_DIRECTIONS_
Return every entry exactly as written.

_ENTRIES_

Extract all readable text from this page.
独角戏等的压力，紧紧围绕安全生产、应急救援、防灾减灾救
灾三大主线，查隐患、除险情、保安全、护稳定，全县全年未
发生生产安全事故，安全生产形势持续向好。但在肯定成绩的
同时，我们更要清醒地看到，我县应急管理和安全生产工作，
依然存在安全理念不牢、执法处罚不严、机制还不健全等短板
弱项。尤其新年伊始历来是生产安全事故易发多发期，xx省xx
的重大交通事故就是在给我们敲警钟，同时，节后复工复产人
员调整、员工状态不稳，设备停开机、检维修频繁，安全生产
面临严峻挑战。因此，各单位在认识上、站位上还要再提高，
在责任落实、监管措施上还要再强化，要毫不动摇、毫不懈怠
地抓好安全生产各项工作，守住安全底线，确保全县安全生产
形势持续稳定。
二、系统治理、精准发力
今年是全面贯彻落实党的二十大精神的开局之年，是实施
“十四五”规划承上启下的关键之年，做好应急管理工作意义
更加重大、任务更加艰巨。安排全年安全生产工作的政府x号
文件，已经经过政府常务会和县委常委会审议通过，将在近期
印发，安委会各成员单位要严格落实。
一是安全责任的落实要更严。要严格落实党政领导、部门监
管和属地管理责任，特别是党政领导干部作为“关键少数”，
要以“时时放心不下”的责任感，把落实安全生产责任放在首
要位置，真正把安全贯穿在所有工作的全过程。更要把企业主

_EXERCISE SOLUTION_
Extract all readable text from this page.
独角戏等的压力，紧紧围绕安全生产、应急救援、防灾减灾救
灾三大主线，查隐患、除险情、保安全、护稳定，全县全年未
发生生产安全事故，安全生产形势持续向好。但在肯定成绩的
同时，我们更要清醒地看到，我县应急管理和安全生产工作，
依然存在安全理念不牢、执法处罚不严、机制还不健全等短板
弱项。尤其新年伊始历来是生产安全事故易发多发期，xx省xx
的重大交通事故就是在给我们敲警钟，同时，节后复工复产人
员调整、员工状态不稳，设备停开机、检维修频繁，安全生产
面临严峻挑战。因此，各单位在认识上、站位上还要再提高，
在责任落实、监管措施上还要再强化，要毫不动摇、毫不懈怠
地抓好安全生产各项工作，守住安全底线，确保全县安全生产
形势持续稳定。
二、系统治理、精准发力
今年是全面贯彻落实党的二十大精神的开局之年，是实施
“十四五”规划承上启下的关键之年，做好应急管理工作意义
更加重大、任务更加艰巨。安排全年安全生产工作的政府x号
文件，已经经过政府常务会和县委常委会审议通过，将在近期
印发，安委会各成员单位要严格落实。
一是安全责任的落实要更严。要严格落实党政领导、部门监
管和属地管理责任，特别是党政领导干部作为“关键少数”，
要以“时时放心不下”的责任感，把落实安全生产责任放在首
要位置，真正把安全贯穿在所有工作的全过程。更要把企业主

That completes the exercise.